> **GIVEN PROBLEM**: Restate each line of the listing exactly, without carrying over any pictures.

**********

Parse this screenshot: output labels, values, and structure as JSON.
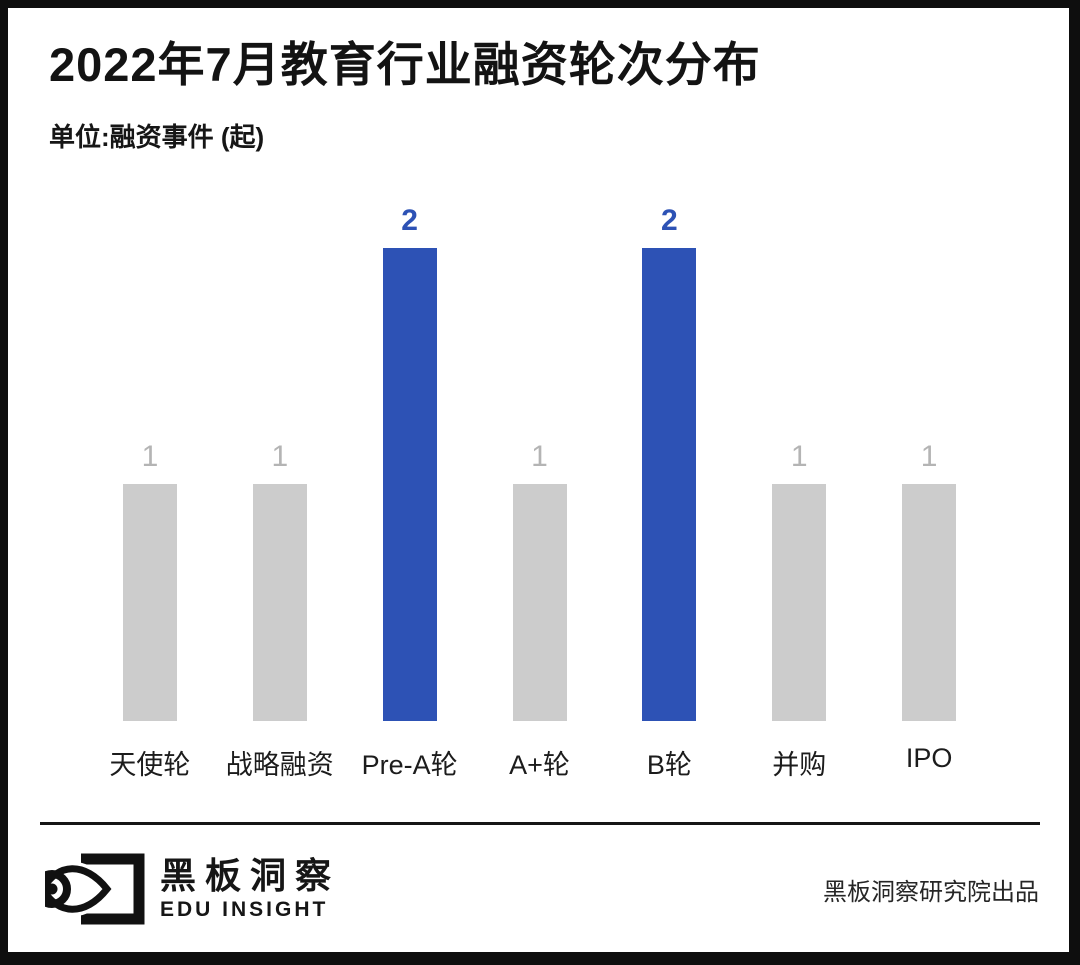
{
  "header": {
    "title": "2022年7月教育行业融资轮次分布",
    "unit_label": "单位:融资事件 (起)"
  },
  "chart_data": {
    "type": "bar",
    "title": "2022年7月教育行业融资轮次分布",
    "unit": "融资事件 (起)",
    "categories": [
      "天使轮",
      "战略融资",
      "Pre-A轮",
      "A+轮",
      "B轮",
      "并购",
      "IPO"
    ],
    "values": [
      1,
      1,
      2,
      1,
      2,
      1,
      1
    ],
    "ylim": [
      0,
      2
    ],
    "grid": false,
    "axes_shown": false,
    "value_labels_shown": true,
    "highlight_indices": [
      2,
      4
    ],
    "colors": {
      "bar_highlight": "#2d52b5",
      "bar_default": "#cccccc",
      "value_label_highlight": "#2d52b5",
      "value_label_default": "#b4b4b4"
    }
  },
  "footer": {
    "brand_cn": "黑板洞察",
    "brand_en": "EDU INSIGHT",
    "credit": "黑板洞察研究院出品",
    "logo_icon": "eye-blackboard-icon"
  }
}
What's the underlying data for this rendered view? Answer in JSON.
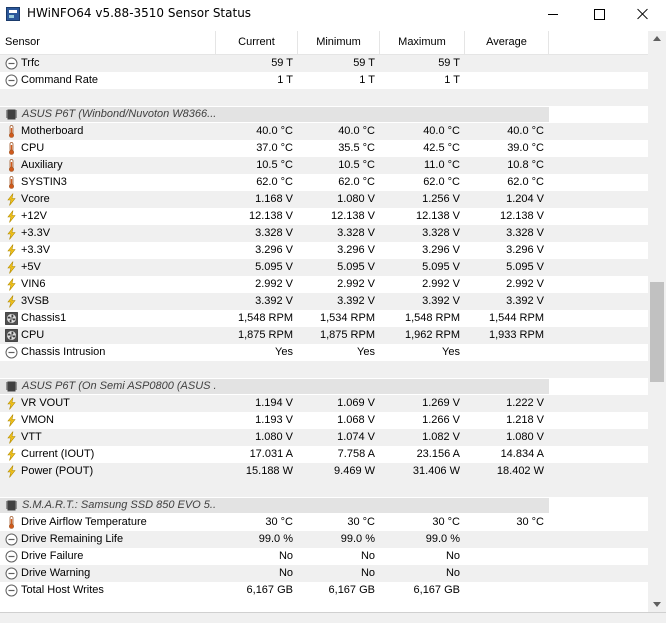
{
  "window": {
    "title": "HWiNFO64 v5.88-3510 Sensor Status"
  },
  "columns": [
    "Sensor",
    "Current",
    "Minimum",
    "Maximum",
    "Average"
  ],
  "rows": [
    {
      "type": "sensor",
      "icon": "clock",
      "label": "Trfc",
      "values": [
        "59 T",
        "59 T",
        "59 T",
        ""
      ]
    },
    {
      "type": "sensor",
      "icon": "clock",
      "label": "Command Rate",
      "values": [
        "1 T",
        "1 T",
        "1 T",
        ""
      ]
    },
    {
      "type": "blank"
    },
    {
      "type": "group",
      "icon": "chip",
      "label": "ASUS P6T (Winbond/Nuvoton W8366..."
    },
    {
      "type": "sensor",
      "icon": "thermometer",
      "label": "Motherboard",
      "values": [
        "40.0 °C",
        "40.0 °C",
        "40.0 °C",
        "40.0 °C"
      ]
    },
    {
      "type": "sensor",
      "icon": "thermometer",
      "label": "CPU",
      "values": [
        "37.0 °C",
        "35.5 °C",
        "42.5 °C",
        "39.0 °C"
      ]
    },
    {
      "type": "sensor",
      "icon": "thermometer",
      "label": "Auxiliary",
      "values": [
        "10.5 °C",
        "10.5 °C",
        "11.0 °C",
        "10.8 °C"
      ]
    },
    {
      "type": "sensor",
      "icon": "thermometer",
      "label": "SYSTIN3",
      "values": [
        "62.0 °C",
        "62.0 °C",
        "62.0 °C",
        "62.0 °C"
      ]
    },
    {
      "type": "sensor",
      "icon": "bolt",
      "label": "Vcore",
      "values": [
        "1.168 V",
        "1.080 V",
        "1.256 V",
        "1.204 V"
      ]
    },
    {
      "type": "sensor",
      "icon": "bolt",
      "label": "+12V",
      "values": [
        "12.138 V",
        "12.138 V",
        "12.138 V",
        "12.138 V"
      ]
    },
    {
      "type": "sensor",
      "icon": "bolt",
      "label": "+3.3V",
      "values": [
        "3.328 V",
        "3.328 V",
        "3.328 V",
        "3.328 V"
      ]
    },
    {
      "type": "sensor",
      "icon": "bolt",
      "label": "+3.3V",
      "values": [
        "3.296 V",
        "3.296 V",
        "3.296 V",
        "3.296 V"
      ]
    },
    {
      "type": "sensor",
      "icon": "bolt",
      "label": "+5V",
      "values": [
        "5.095 V",
        "5.095 V",
        "5.095 V",
        "5.095 V"
      ]
    },
    {
      "type": "sensor",
      "icon": "bolt",
      "label": "VIN6",
      "values": [
        "2.992 V",
        "2.992 V",
        "2.992 V",
        "2.992 V"
      ]
    },
    {
      "type": "sensor",
      "icon": "bolt",
      "label": "3VSB",
      "values": [
        "3.392 V",
        "3.392 V",
        "3.392 V",
        "3.392 V"
      ]
    },
    {
      "type": "sensor",
      "icon": "fan",
      "label": "Chassis1",
      "values": [
        "1,548 RPM",
        "1,534 RPM",
        "1,548 RPM",
        "1,544 RPM"
      ]
    },
    {
      "type": "sensor",
      "icon": "fan",
      "label": "CPU",
      "values": [
        "1,875 RPM",
        "1,875 RPM",
        "1,962 RPM",
        "1,933 RPM"
      ]
    },
    {
      "type": "sensor",
      "icon": "clock",
      "label": "Chassis Intrusion",
      "values": [
        "Yes",
        "Yes",
        "Yes",
        ""
      ]
    },
    {
      "type": "blank"
    },
    {
      "type": "group",
      "icon": "chip",
      "label": "ASUS P6T (On Semi ASP0800 (ASUS ..."
    },
    {
      "type": "sensor",
      "icon": "bolt",
      "label": "VR VOUT",
      "values": [
        "1.194 V",
        "1.069 V",
        "1.269 V",
        "1.222 V"
      ]
    },
    {
      "type": "sensor",
      "icon": "bolt",
      "label": "VMON",
      "values": [
        "1.193 V",
        "1.068 V",
        "1.266 V",
        "1.218 V"
      ]
    },
    {
      "type": "sensor",
      "icon": "bolt",
      "label": "VTT",
      "values": [
        "1.080 V",
        "1.074 V",
        "1.082 V",
        "1.080 V"
      ]
    },
    {
      "type": "sensor",
      "icon": "bolt",
      "label": "Current (IOUT)",
      "values": [
        "17.031 A",
        "7.758 A",
        "23.156 A",
        "14.834 A"
      ]
    },
    {
      "type": "sensor",
      "icon": "bolt",
      "label": "Power (POUT)",
      "values": [
        "15.188 W",
        "9.469 W",
        "31.406 W",
        "18.402 W"
      ]
    },
    {
      "type": "blank"
    },
    {
      "type": "group",
      "icon": "chip",
      "label": "S.M.A.R.T.: Samsung SSD 850 EVO 5..."
    },
    {
      "type": "sensor",
      "icon": "thermometer",
      "label": "Drive Airflow Temperature",
      "values": [
        "30 °C",
        "30 °C",
        "30 °C",
        "30 °C"
      ]
    },
    {
      "type": "sensor",
      "icon": "clock",
      "label": "Drive Remaining Life",
      "values": [
        "99.0 %",
        "99.0 %",
        "99.0 %",
        ""
      ]
    },
    {
      "type": "sensor",
      "icon": "clock",
      "label": "Drive Failure",
      "values": [
        "No",
        "No",
        "No",
        ""
      ]
    },
    {
      "type": "sensor",
      "icon": "clock",
      "label": "Drive Warning",
      "values": [
        "No",
        "No",
        "No",
        ""
      ]
    },
    {
      "type": "sensor",
      "icon": "clock",
      "label": "Total Host Writes",
      "values": [
        "6,167 GB",
        "6,167 GB",
        "6,167 GB",
        ""
      ]
    }
  ]
}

**********

> **ANSWER IN FULL**:
Parse this screenshot: output labels, values, and structure as JSON.
{
  "header": {
    "title": "2022年7月教育行业融资轮次分布",
    "unit_label": "单位:融资事件 (起)"
  },
  "chart_data": {
    "type": "bar",
    "title": "2022年7月教育行业融资轮次分布",
    "unit": "融资事件 (起)",
    "categories": [
      "天使轮",
      "战略融资",
      "Pre-A轮",
      "A+轮",
      "B轮",
      "并购",
      "IPO"
    ],
    "values": [
      1,
      1,
      2,
      1,
      2,
      1,
      1
    ],
    "ylim": [
      0,
      2
    ],
    "grid": false,
    "axes_shown": false,
    "value_labels_shown": true,
    "highlight_indices": [
      2,
      4
    ],
    "colors": {
      "bar_highlight": "#2d52b5",
      "bar_default": "#cccccc",
      "value_label_highlight": "#2d52b5",
      "value_label_default": "#b4b4b4"
    }
  },
  "footer": {
    "brand_cn": "黑板洞察",
    "brand_en": "EDU INSIGHT",
    "credit": "黑板洞察研究院出品",
    "logo_icon": "eye-blackboard-icon"
  }
}
What's the underlying data for this rendered view? Answer in JSON.
{
  "window": {
    "title": "HWiNFO64 v5.88-3510 Sensor Status"
  },
  "columns": [
    "Sensor",
    "Current",
    "Minimum",
    "Maximum",
    "Average"
  ],
  "rows": [
    {
      "type": "sensor",
      "icon": "clock",
      "label": "Trfc",
      "values": [
        "59 T",
        "59 T",
        "59 T",
        ""
      ]
    },
    {
      "type": "sensor",
      "icon": "clock",
      "label": "Command Rate",
      "values": [
        "1 T",
        "1 T",
        "1 T",
        ""
      ]
    },
    {
      "type": "blank"
    },
    {
      "type": "group",
      "icon": "chip",
      "label": "ASUS P6T (Winbond/Nuvoton W8366..."
    },
    {
      "type": "sensor",
      "icon": "thermometer",
      "label": "Motherboard",
      "values": [
        "40.0 °C",
        "40.0 °C",
        "40.0 °C",
        "40.0 °C"
      ]
    },
    {
      "type": "sensor",
      "icon": "thermometer",
      "label": "CPU",
      "values": [
        "37.0 °C",
        "35.5 °C",
        "42.5 °C",
        "39.0 °C"
      ]
    },
    {
      "type": "sensor",
      "icon": "thermometer",
      "label": "Auxiliary",
      "values": [
        "10.5 °C",
        "10.5 °C",
        "11.0 °C",
        "10.8 °C"
      ]
    },
    {
      "type": "sensor",
      "icon": "thermometer",
      "label": "SYSTIN3",
      "values": [
        "62.0 °C",
        "62.0 °C",
        "62.0 °C",
        "62.0 °C"
      ]
    },
    {
      "type": "sensor",
      "icon": "bolt",
      "label": "Vcore",
      "values": [
        "1.168 V",
        "1.080 V",
        "1.256 V",
        "1.204 V"
      ]
    },
    {
      "type": "sensor",
      "icon": "bolt",
      "label": "+12V",
      "values": [
        "12.138 V",
        "12.138 V",
        "12.138 V",
        "12.138 V"
      ]
    },
    {
      "type": "sensor",
      "icon": "bolt",
      "label": "+3.3V",
      "values": [
        "3.328 V",
        "3.328 V",
        "3.328 V",
        "3.328 V"
      ]
    },
    {
      "type": "sensor",
      "icon": "bolt",
      "label": "+3.3V",
      "values": [
        "3.296 V",
        "3.296 V",
        "3.296 V",
        "3.296 V"
      ]
    },
    {
      "type": "sensor",
      "icon": "bolt",
      "label": "+5V",
      "values": [
        "5.095 V",
        "5.095 V",
        "5.095 V",
        "5.095 V"
      ]
    },
    {
      "type": "sensor",
      "icon": "bolt",
      "label": "VIN6",
      "values": [
        "2.992 V",
        "2.992 V",
        "2.992 V",
        "2.992 V"
      ]
    },
    {
      "type": "sensor",
      "icon": "bolt",
      "label": "3VSB",
      "values": [
        "3.392 V",
        "3.392 V",
        "3.392 V",
        "3.392 V"
      ]
    },
    {
      "type": "sensor",
      "icon": "fan",
      "label": "Chassis1",
      "values": [
        "1,548 RPM",
        "1,534 RPM",
        "1,548 RPM",
        "1,544 RPM"
      ]
    },
    {
      "type": "sensor",
      "icon": "fan",
      "label": "CPU",
      "values": [
        "1,875 RPM",
        "1,875 RPM",
        "1,962 RPM",
        "1,933 RPM"
      ]
    },
    {
      "type": "sensor",
      "icon": "clock",
      "label": "Chassis Intrusion",
      "values": [
        "Yes",
        "Yes",
        "Yes",
        ""
      ]
    },
    {
      "type": "blank"
    },
    {
      "type": "group",
      "icon": "chip",
      "label": "ASUS P6T (On Semi ASP0800 (ASUS ..."
    },
    {
      "type": "sensor",
      "icon": "bolt",
      "label": "VR VOUT",
      "values": [
        "1.194 V",
        "1.069 V",
        "1.269 V",
        "1.222 V"
      ]
    },
    {
      "type": "sensor",
      "icon": "bolt",
      "label": "VMON",
      "values": [
        "1.193 V",
        "1.068 V",
        "1.266 V",
        "1.218 V"
      ]
    },
    {
      "type": "sensor",
      "icon": "bolt",
      "label": "VTT",
      "values": [
        "1.080 V",
        "1.074 V",
        "1.082 V",
        "1.080 V"
      ]
    },
    {
      "type": "sensor",
      "icon": "bolt",
      "label": "Current (IOUT)",
      "values": [
        "17.031 A",
        "7.758 A",
        "23.156 A",
        "14.834 A"
      ]
    },
    {
      "type": "sensor",
      "icon": "bolt",
      "label": "Power (POUT)",
      "values": [
        "15.188 W",
        "9.469 W",
        "31.406 W",
        "18.402 W"
      ]
    },
    {
      "type": "blank"
    },
    {
      "type": "group",
      "icon": "chip",
      "label": "S.M.A.R.T.: Samsung SSD 850 EVO 5..."
    },
    {
      "type": "sensor",
      "icon": "thermometer",
      "label": "Drive Airflow Temperature",
      "values": [
        "30 °C",
        "30 °C",
        "30 °C",
        "30 °C"
      ]
    },
    {
      "type": "sensor",
      "icon": "clock",
      "label": "Drive Remaining Life",
      "values": [
        "99.0 %",
        "99.0 %",
        "99.0 %",
        ""
      ]
    },
    {
      "type": "sensor",
      "icon": "clock",
      "label": "Drive Failure",
      "values": [
        "No",
        "No",
        "No",
        ""
      ]
    },
    {
      "type": "sensor",
      "icon": "clock",
      "label": "Drive Warning",
      "values": [
        "No",
        "No",
        "No",
        ""
      ]
    },
    {
      "type": "sensor",
      "icon": "clock",
      "label": "Total Host Writes",
      "values": [
        "6,167 GB",
        "6,167 GB",
        "6,167 GB",
        ""
      ]
    }
  ]
}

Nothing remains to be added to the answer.